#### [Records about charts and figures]
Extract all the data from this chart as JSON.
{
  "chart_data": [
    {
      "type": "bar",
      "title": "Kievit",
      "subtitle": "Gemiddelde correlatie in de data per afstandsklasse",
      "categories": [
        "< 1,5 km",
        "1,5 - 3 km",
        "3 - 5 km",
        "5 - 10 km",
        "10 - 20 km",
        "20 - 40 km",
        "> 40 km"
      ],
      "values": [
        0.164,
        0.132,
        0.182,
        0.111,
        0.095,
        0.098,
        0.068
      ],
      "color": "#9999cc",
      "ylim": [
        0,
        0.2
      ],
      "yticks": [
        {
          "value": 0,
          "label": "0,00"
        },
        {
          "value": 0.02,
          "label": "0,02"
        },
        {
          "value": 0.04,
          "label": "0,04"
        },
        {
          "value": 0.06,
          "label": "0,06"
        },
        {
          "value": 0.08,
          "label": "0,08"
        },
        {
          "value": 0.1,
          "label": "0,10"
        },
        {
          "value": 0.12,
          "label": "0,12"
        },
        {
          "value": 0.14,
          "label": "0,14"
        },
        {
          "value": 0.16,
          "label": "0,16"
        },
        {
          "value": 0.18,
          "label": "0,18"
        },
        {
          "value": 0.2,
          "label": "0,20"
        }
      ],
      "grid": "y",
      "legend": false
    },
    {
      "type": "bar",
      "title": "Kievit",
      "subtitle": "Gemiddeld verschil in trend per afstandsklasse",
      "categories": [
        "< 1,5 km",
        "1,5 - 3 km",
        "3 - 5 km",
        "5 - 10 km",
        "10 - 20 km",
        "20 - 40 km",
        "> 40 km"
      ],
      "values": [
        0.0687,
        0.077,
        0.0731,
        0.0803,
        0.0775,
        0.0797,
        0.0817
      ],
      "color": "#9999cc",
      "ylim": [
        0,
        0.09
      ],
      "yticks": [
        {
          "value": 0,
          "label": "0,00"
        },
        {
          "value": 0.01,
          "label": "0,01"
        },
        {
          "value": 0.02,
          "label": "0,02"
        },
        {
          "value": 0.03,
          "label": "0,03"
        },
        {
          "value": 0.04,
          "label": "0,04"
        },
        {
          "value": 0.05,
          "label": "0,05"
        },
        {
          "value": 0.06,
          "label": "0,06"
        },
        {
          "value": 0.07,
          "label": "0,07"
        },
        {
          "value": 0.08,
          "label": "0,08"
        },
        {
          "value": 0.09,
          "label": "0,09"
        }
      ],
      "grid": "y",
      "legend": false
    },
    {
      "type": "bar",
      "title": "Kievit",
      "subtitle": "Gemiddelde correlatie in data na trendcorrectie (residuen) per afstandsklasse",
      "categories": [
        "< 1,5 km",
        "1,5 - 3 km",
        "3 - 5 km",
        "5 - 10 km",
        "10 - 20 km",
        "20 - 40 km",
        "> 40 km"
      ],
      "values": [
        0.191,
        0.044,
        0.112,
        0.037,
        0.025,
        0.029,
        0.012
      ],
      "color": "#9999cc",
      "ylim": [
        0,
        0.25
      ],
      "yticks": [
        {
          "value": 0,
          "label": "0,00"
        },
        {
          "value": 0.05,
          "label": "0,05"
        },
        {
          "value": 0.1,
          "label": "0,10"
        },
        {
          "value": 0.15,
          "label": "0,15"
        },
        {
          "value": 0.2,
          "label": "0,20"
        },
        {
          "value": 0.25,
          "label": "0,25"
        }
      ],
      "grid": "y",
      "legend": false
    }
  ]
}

#### [Stated goal]
Go through the entries and repeat each one exactly.

#### [Written solution]
Extract all the data from this chart as JSON.
{
  "chart_data": [
    {
      "type": "bar",
      "title": "Kievit",
      "subtitle": "Gemiddelde correlatie in de data per afstandsklasse",
      "categories": [
        "< 1,5 km",
        "1,5 - 3 km",
        "3 - 5 km",
        "5 - 10 km",
        "10 - 20 km",
        "20 - 40 km",
        "> 40 km"
      ],
      "values": [
        0.164,
        0.132,
        0.182,
        0.111,
        0.095,
        0.098,
        0.068
      ],
      "color": "#9999cc",
      "ylim": [
        0,
        0.2
      ],
      "yticks": [
        {
          "value": 0,
          "label": "0,00"
        },
        {
          "value": 0.02,
          "label": "0,02"
        },
        {
          "value": 0.04,
          "label": "0,04"
        },
        {
          "value": 0.06,
          "label": "0,06"
        },
        {
          "value": 0.08,
          "label": "0,08"
        },
        {
          "value": 0.1,
          "label": "0,10"
        },
        {
          "value": 0.12,
          "label": "0,12"
        },
        {
          "value": 0.14,
          "label": "0,14"
        },
        {
          "value": 0.16,
          "label": "0,16"
        },
        {
          "value": 0.18,
          "label": "0,18"
        },
        {
          "value": 0.2,
          "label": "0,20"
        }
      ],
      "grid": "y",
      "legend": false
    },
    {
      "type": "bar",
      "title": "Kievit",
      "subtitle": "Gemiddeld verschil in trend per afstandsklasse",
      "categories": [
        "< 1,5 km",
        "1,5 - 3 km",
        "3 - 5 km",
        "5 - 10 km",
        "10 - 20 km",
        "20 - 40 km",
        "> 40 km"
      ],
      "values": [
        0.0687,
        0.077,
        0.0731,
        0.0803,
        0.0775,
        0.0797,
        0.0817
      ],
      "color": "#9999cc",
      "ylim": [
        0,
        0.09
      ],
      "yticks": [
        {
          "value": 0,
          "label": "0,00"
        },
        {
          "value": 0.01,
          "label": "0,01"
        },
        {
          "value": 0.02,
          "label": "0,02"
        },
        {
          "value": 0.03,
          "label": "0,03"
        },
        {
          "value": 0.04,
          "label": "0,04"
        },
        {
          "value": 0.05,
          "label": "0,05"
        },
        {
          "value": 0.06,
          "label": "0,06"
        },
        {
          "value": 0.07,
          "label": "0,07"
        },
        {
          "value": 0.08,
          "label": "0,08"
        },
        {
          "value": 0.09,
          "label": "0,09"
        }
      ],
      "grid": "y",
      "legend": false
    },
    {
      "type": "bar",
      "title": "Kievit",
      "subtitle": "Gemiddelde correlatie in data na trendcorrectie (residuen) per afstandsklasse",
      "categories": [
        "< 1,5 km",
        "1,5 - 3 km",
        "3 - 5 km",
        "5 - 10 km",
        "10 - 20 km",
        "20 - 40 km",
        "> 40 km"
      ],
      "values": [
        0.191,
        0.044,
        0.112,
        0.037,
        0.025,
        0.029,
        0.012
      ],
      "color": "#9999cc",
      "ylim": [
        0,
        0.25
      ],
      "yticks": [
        {
          "value": 0,
          "label": "0,00"
        },
        {
          "value": 0.05,
          "label": "0,05"
        },
        {
          "value": 0.1,
          "label": "0,10"
        },
        {
          "value": 0.15,
          "label": "0,15"
        },
        {
          "value": 0.2,
          "label": "0,20"
        },
        {
          "value": 0.25,
          "label": "0,25"
        }
      ],
      "grid": "y",
      "legend": false
    }
  ]
}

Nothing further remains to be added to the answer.